Work to be completed
Locate the lines where "your" occurs and copy them as they stand.

================================

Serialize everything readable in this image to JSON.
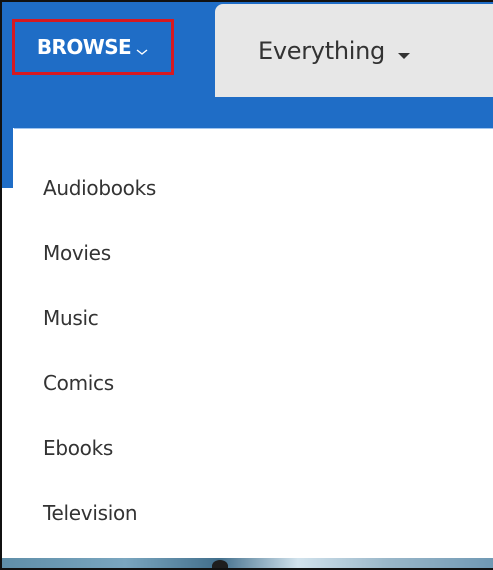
{
  "header": {
    "browse_label": "BROWSE",
    "browse_icon": "chevron-down-icon",
    "scope_label": "Everything",
    "scope_icon": "caret-down-icon"
  },
  "menu": {
    "items": [
      {
        "label": "Audiobooks"
      },
      {
        "label": "Movies"
      },
      {
        "label": "Music"
      },
      {
        "label": "Comics"
      },
      {
        "label": "Ebooks"
      },
      {
        "label": "Television"
      }
    ]
  },
  "colors": {
    "accent_blue": "#1f6dc6",
    "highlight_red": "#d71920",
    "tab_gray": "#e7e7e7",
    "text_dark": "#333333"
  }
}
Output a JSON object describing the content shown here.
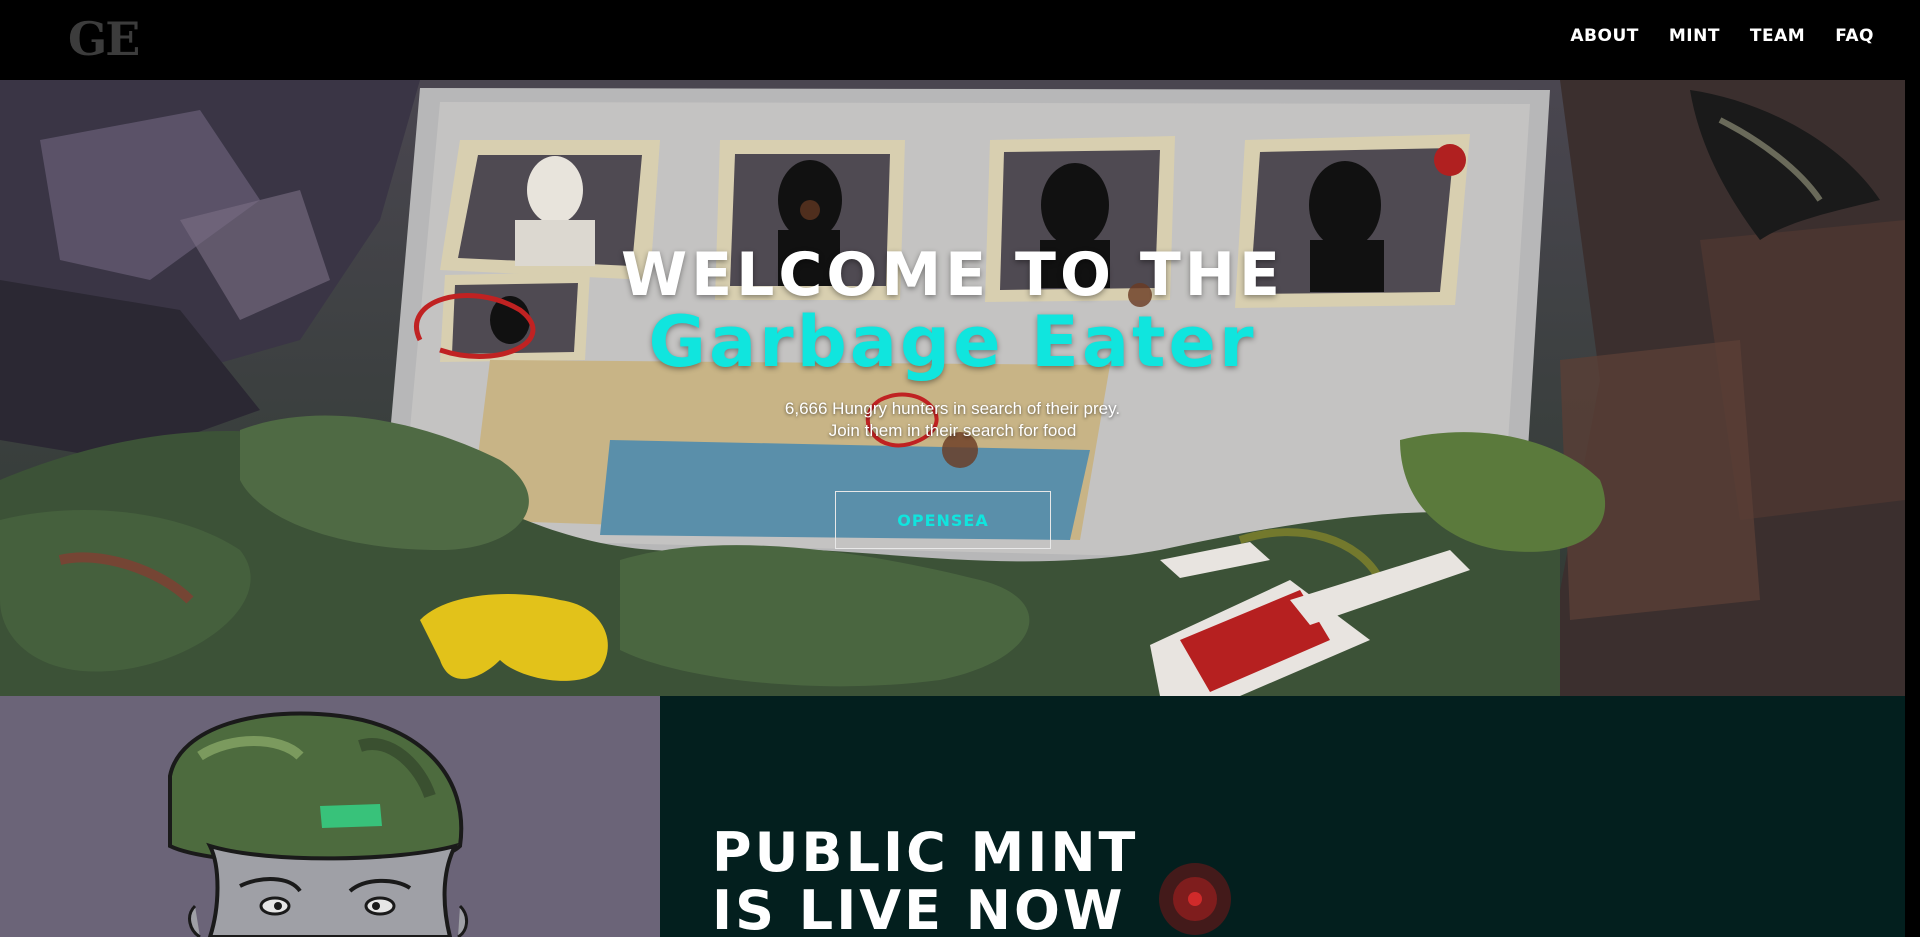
{
  "nav": {
    "logo": "GE",
    "links": [
      {
        "label": "ABOUT"
      },
      {
        "label": "MINT"
      },
      {
        "label": "TEAM"
      },
      {
        "label": "FAQ"
      }
    ]
  },
  "hero": {
    "title": "WELCOME TO THE",
    "subtitle": "Garbage Eater",
    "description_line1": "6,666 Hungry hunters in search of their prey.",
    "description_line2": "Join them in their search for food",
    "button_label": "OPENSEA"
  },
  "mint": {
    "title_line1": "PUBLIC MINT",
    "title_line2": "IS LIVE NOW"
  },
  "colors": {
    "accent": "#10e5de",
    "nav_bg": "#000000",
    "mint_bg": "#031f1e",
    "panel_bg": "#6b6478"
  }
}
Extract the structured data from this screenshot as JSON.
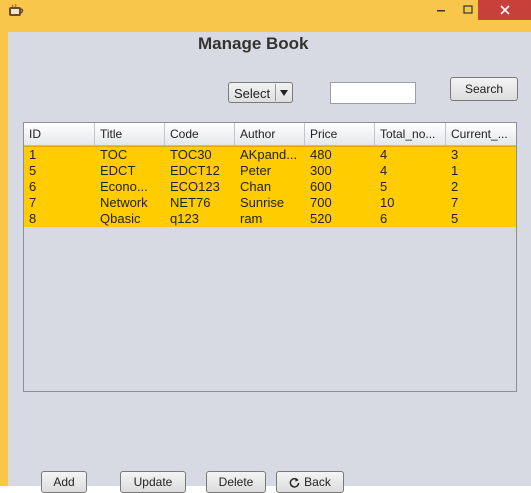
{
  "page_title": "Manage Book",
  "filter": {
    "select_label": "Select"
  },
  "search": {
    "value": "",
    "button_label": "Search"
  },
  "table": {
    "columns": [
      "ID",
      "Title",
      "Code",
      "Author",
      "Price",
      "Total_no...",
      "Current_..."
    ],
    "rows": [
      [
        "1",
        "TOC",
        "TOC30",
        "AKpand...",
        "480",
        "4",
        "3"
      ],
      [
        "5",
        "EDCT",
        "EDCT12",
        "Peter",
        "300",
        "4",
        "1"
      ],
      [
        "6",
        "Econo...",
        "ECO123",
        "Chan",
        "600",
        "5",
        "2"
      ],
      [
        "7",
        "Network",
        "NET76",
        "Sunrise",
        "700",
        "10",
        "7"
      ],
      [
        "8",
        "Qbasic",
        "q123",
        "ram",
        "520",
        "6",
        "5"
      ]
    ]
  },
  "buttons": {
    "add": "Add",
    "update": "Update",
    "delete": "Delete",
    "back": "Back"
  },
  "colors": {
    "selection": "#ffcc00",
    "title_bar": "#f8c64a",
    "panel": "#d8dae3"
  }
}
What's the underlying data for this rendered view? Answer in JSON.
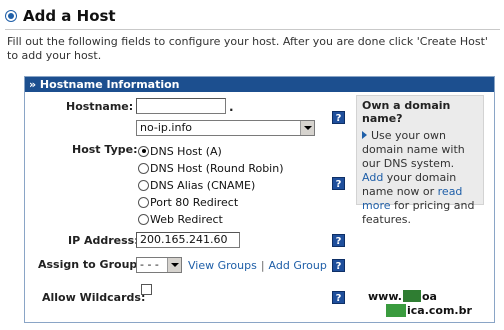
{
  "page": {
    "title": "Add a Host",
    "intro": "Fill out the following fields to configure your host. After you are done click 'Create Host' to add your host."
  },
  "panel": {
    "header": "» Hostname Information"
  },
  "form": {
    "hostname_label": "Hostname:",
    "hostname_value": "",
    "hostname_dot": ".",
    "domain_selected": "no-ip.info",
    "host_type_label": "Host Type:",
    "host_types": [
      {
        "label": "DNS Host (A)",
        "selected": true
      },
      {
        "label": "DNS Host (Round Robin)",
        "selected": false
      },
      {
        "label": "DNS Alias (CNAME)",
        "selected": false
      },
      {
        "label": "Port 80 Redirect",
        "selected": false
      },
      {
        "label": "Web Redirect",
        "selected": false
      }
    ],
    "ip_label": "IP Address:",
    "ip_value": "200.165.241.60",
    "group_label": "Assign to Group:",
    "group_selected": "- - -",
    "view_groups": "View Groups",
    "separator": "|",
    "add_group": "Add Group",
    "wildcards_label": "Allow Wildcards:",
    "wildcards_checked": false,
    "help_glyph": "?"
  },
  "aside": {
    "title": "Own a domain name?",
    "text_1": "Use your own domain name with our DNS system. ",
    "link_add": "Add",
    "text_2": " your domain name now or ",
    "link_more": "read more",
    "text_3": " for pricing and features."
  },
  "watermark": {
    "line1_a": "www.",
    "line1_b": "oa",
    "line2": "ica.com.br"
  },
  "colors": {
    "header_bg": "#1c4f8f",
    "link": "#1f5fa8",
    "help_bg": "#1f4f9c",
    "aside_bg": "#ebebeb"
  },
  "icons": [
    "title-bullet-icon",
    "help-icon",
    "chevron-down-icon",
    "aside-arrow-icon"
  ]
}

================================

Task response
    "intro": "Fill out the following fields to configure your host. After you are done click 'Create Host' to add your host."
    "text_1": "Use your own domain name with our DNS system. ",
    "text_2": " your domain name now or ",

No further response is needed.